REQUIRED WORK. In the entries below, identify every line with the string "take" and copy it.

DATA EXCERPTS.
↓↓↓

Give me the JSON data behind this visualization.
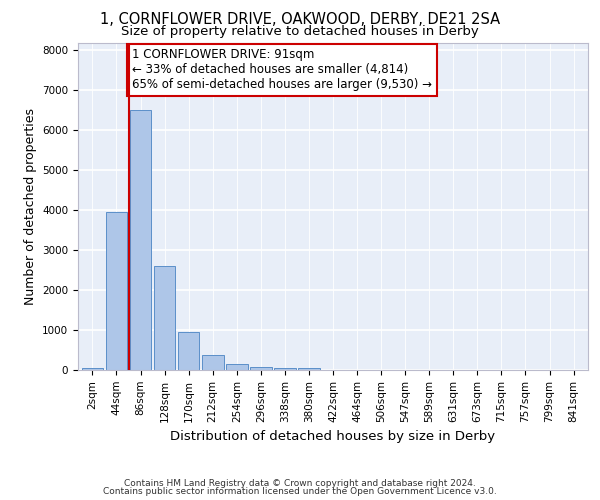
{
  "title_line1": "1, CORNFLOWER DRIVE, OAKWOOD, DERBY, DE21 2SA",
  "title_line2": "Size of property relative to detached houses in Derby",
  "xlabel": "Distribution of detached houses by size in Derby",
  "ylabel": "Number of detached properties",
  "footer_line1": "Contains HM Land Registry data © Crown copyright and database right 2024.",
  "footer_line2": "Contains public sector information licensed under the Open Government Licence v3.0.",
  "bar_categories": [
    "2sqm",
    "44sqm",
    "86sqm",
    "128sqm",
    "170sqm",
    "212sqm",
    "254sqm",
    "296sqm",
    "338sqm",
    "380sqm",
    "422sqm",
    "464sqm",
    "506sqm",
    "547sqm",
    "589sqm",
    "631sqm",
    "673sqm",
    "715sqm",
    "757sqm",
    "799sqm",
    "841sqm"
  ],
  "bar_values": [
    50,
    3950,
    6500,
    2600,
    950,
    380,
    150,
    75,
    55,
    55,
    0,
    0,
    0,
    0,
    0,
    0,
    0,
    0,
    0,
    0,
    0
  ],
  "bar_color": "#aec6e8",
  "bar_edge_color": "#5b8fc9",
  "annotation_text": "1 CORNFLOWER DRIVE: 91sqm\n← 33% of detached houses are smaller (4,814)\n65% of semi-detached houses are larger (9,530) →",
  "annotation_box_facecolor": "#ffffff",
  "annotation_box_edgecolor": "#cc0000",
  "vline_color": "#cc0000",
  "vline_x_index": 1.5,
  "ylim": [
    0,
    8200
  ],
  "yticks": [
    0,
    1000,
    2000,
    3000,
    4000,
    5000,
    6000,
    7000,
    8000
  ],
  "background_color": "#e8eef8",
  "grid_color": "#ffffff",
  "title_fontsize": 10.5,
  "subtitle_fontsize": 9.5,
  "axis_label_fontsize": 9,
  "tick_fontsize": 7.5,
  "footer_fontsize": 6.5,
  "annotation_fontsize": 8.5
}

↑↑↑
↓↓↓

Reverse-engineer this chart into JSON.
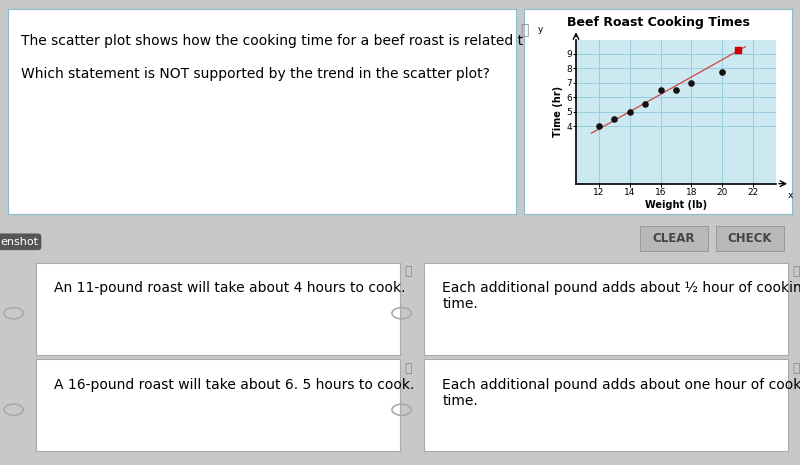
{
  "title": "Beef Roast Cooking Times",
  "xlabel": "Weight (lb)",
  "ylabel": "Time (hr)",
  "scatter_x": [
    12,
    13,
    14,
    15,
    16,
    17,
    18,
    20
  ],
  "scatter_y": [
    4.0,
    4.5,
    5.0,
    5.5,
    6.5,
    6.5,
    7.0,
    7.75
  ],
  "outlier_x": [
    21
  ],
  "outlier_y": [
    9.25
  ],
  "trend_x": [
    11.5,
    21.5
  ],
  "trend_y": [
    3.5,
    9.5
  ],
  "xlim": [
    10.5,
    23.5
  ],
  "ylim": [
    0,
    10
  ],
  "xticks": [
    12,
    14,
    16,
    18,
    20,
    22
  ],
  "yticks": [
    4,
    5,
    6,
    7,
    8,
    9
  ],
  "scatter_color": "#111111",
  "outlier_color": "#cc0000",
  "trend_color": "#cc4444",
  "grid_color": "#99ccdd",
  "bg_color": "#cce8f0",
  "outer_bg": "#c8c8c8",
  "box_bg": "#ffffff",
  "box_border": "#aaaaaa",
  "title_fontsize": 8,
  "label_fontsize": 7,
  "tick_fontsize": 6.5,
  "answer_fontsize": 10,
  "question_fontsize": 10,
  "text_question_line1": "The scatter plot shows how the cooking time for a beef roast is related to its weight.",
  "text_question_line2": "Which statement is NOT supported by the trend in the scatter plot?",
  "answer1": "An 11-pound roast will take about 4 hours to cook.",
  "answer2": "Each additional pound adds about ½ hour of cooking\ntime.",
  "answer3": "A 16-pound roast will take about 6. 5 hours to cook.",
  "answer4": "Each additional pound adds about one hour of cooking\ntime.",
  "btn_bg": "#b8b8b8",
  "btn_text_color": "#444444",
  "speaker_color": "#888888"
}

↑↑↑
↓↓↓

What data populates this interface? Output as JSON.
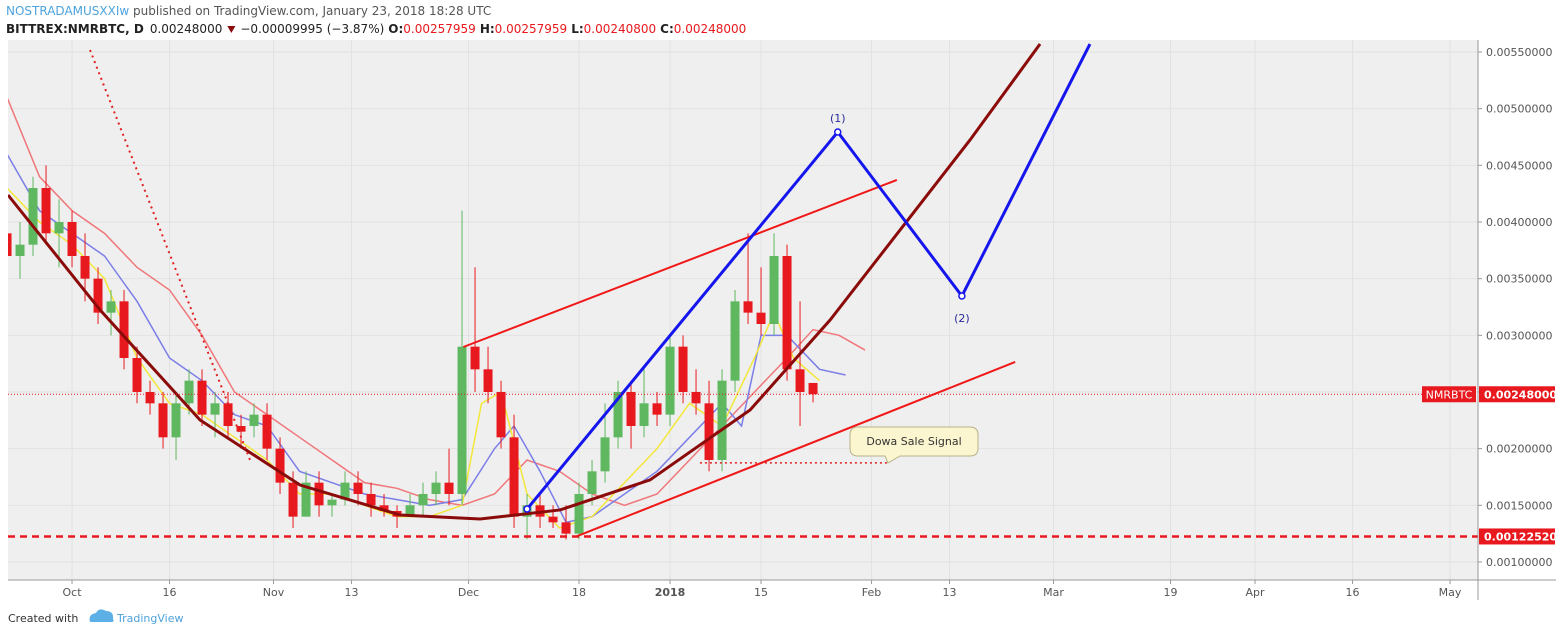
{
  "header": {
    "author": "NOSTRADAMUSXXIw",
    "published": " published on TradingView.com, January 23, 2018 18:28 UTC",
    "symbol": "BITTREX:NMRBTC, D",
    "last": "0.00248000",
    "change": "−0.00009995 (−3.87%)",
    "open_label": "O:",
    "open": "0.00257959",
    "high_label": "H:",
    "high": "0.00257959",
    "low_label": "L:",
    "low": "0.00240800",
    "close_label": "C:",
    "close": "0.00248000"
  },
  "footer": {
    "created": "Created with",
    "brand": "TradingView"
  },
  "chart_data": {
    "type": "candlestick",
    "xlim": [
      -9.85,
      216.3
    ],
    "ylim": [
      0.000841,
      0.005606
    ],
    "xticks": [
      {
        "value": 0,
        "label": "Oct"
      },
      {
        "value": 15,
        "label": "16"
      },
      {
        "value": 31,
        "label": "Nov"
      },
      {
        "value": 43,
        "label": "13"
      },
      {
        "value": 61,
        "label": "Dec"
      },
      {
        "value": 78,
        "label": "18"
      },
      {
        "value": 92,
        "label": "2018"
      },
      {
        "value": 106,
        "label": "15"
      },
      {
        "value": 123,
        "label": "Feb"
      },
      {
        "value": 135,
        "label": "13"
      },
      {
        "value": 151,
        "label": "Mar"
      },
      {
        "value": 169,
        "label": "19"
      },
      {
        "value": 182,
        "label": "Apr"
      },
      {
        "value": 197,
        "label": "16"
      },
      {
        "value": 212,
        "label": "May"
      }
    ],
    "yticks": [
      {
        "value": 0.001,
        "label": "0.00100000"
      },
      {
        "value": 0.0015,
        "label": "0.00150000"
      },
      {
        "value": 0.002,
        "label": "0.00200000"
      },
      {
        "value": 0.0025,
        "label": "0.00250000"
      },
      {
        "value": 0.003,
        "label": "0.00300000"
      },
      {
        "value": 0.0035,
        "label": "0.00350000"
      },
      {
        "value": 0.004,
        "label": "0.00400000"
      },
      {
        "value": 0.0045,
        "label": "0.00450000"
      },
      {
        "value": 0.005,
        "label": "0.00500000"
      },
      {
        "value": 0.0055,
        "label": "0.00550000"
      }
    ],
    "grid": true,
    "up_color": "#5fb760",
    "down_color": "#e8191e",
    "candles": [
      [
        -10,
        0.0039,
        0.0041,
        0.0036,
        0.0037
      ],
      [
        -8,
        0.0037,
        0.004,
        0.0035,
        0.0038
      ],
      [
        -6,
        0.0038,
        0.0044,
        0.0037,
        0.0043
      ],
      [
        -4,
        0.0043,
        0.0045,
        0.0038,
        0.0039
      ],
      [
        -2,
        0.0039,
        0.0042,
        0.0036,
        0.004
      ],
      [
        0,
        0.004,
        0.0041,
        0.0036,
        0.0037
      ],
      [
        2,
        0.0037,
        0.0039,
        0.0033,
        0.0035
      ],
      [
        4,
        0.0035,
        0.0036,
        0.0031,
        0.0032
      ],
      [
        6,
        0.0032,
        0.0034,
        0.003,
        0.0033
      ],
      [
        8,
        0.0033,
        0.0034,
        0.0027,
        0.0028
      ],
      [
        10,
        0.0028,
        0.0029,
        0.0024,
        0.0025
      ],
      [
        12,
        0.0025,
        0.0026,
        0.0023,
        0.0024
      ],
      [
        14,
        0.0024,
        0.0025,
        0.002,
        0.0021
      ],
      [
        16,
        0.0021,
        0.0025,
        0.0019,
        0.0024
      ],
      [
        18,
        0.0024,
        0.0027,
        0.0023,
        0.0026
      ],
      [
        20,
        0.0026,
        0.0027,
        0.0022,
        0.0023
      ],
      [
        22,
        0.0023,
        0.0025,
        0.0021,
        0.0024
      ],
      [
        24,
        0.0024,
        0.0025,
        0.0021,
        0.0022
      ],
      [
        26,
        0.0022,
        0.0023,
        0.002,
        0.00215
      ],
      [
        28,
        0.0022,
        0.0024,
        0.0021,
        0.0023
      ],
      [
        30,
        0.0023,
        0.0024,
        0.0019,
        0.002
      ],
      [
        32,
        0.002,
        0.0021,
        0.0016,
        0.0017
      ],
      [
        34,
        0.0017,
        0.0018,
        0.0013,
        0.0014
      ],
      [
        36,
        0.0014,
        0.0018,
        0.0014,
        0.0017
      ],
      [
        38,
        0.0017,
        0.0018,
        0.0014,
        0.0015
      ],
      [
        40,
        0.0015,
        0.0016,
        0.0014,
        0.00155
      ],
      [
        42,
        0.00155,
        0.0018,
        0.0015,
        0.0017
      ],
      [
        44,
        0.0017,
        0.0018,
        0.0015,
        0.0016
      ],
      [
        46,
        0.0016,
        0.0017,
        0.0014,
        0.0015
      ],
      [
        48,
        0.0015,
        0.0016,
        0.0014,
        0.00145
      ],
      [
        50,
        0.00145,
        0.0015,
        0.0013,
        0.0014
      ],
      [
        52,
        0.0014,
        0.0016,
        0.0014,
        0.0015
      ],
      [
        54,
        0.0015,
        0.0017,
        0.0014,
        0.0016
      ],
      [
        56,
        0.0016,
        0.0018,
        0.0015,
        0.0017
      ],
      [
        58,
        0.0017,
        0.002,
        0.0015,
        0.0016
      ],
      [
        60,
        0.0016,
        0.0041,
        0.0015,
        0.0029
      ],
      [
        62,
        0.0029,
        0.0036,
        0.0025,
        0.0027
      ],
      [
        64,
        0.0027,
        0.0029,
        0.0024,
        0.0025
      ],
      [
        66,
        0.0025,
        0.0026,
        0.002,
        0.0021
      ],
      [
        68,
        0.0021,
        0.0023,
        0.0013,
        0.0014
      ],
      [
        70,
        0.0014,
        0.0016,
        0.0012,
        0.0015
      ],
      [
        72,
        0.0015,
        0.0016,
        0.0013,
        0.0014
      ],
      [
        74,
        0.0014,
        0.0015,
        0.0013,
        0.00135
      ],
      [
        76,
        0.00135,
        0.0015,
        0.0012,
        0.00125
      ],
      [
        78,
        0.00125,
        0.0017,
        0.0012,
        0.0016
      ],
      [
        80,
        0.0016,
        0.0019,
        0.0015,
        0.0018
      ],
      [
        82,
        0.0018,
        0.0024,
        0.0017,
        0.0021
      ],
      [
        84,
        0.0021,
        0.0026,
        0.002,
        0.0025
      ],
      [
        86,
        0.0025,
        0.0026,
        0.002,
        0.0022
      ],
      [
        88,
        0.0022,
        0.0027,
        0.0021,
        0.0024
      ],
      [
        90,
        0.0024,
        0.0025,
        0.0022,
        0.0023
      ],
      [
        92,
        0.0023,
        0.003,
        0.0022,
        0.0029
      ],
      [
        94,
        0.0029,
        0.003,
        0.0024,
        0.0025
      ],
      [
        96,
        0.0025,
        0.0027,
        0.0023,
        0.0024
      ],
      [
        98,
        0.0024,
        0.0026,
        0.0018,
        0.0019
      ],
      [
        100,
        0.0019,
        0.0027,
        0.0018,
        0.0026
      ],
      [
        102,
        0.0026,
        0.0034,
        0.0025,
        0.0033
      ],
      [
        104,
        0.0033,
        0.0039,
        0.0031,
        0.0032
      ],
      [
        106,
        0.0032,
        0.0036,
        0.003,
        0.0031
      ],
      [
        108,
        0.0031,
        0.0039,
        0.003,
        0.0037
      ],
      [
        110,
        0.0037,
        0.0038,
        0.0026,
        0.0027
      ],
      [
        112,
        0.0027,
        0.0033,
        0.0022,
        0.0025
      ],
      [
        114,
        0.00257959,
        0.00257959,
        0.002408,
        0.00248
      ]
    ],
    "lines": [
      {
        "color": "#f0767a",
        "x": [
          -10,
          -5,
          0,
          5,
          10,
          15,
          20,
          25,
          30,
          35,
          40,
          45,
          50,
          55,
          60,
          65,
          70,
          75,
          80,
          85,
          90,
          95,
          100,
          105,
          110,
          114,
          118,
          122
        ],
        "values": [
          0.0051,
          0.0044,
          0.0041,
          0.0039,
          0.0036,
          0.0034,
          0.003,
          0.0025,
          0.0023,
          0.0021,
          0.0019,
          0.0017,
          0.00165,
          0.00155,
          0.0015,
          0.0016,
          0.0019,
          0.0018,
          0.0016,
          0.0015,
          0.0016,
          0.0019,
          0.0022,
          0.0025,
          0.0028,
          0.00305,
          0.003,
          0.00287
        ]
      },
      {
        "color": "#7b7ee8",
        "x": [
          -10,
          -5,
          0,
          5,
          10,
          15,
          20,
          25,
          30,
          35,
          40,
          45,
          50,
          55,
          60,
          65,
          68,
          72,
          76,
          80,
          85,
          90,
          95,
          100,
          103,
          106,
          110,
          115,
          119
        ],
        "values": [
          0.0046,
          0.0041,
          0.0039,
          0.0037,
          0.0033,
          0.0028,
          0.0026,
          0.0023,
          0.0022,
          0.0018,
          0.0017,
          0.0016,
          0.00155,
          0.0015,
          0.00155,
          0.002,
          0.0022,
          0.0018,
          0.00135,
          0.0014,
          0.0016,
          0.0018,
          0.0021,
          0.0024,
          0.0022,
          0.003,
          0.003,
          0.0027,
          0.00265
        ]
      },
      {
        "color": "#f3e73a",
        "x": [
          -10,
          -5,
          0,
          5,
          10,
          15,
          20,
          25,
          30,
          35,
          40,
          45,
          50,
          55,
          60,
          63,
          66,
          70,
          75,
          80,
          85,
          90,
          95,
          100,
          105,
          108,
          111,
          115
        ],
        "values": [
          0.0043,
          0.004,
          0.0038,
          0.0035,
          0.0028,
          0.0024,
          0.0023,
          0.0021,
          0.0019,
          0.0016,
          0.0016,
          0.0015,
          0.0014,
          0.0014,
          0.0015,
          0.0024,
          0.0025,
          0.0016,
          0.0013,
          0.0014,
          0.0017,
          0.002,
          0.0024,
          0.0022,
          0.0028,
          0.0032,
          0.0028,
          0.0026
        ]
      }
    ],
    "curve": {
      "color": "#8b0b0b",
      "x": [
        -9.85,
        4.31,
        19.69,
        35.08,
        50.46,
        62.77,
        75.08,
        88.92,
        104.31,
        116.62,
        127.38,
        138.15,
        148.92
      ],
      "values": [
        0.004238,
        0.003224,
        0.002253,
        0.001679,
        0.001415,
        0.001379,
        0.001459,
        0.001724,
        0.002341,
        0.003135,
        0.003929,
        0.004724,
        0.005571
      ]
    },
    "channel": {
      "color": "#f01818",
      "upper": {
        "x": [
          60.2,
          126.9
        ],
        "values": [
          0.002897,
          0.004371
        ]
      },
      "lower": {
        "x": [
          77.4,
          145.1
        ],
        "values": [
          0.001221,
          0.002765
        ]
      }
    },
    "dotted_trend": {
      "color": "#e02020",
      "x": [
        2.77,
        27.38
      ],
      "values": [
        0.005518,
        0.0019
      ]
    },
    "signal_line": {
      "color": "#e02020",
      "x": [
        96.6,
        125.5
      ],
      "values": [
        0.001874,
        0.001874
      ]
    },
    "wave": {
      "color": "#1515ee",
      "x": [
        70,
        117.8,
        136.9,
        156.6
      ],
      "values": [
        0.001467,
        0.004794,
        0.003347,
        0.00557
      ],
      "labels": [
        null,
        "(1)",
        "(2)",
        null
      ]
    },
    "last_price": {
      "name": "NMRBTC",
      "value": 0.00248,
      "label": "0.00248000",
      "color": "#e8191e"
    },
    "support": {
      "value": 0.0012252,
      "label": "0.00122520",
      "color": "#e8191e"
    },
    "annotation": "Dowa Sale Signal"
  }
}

↑↑↑

WRITTEN ANSWER.
  "answer1": "An 11-pound roast will take about 4 hours to cook.",
  "answer3": "A 16-pound roast will take about 6. 5 hours to cook.",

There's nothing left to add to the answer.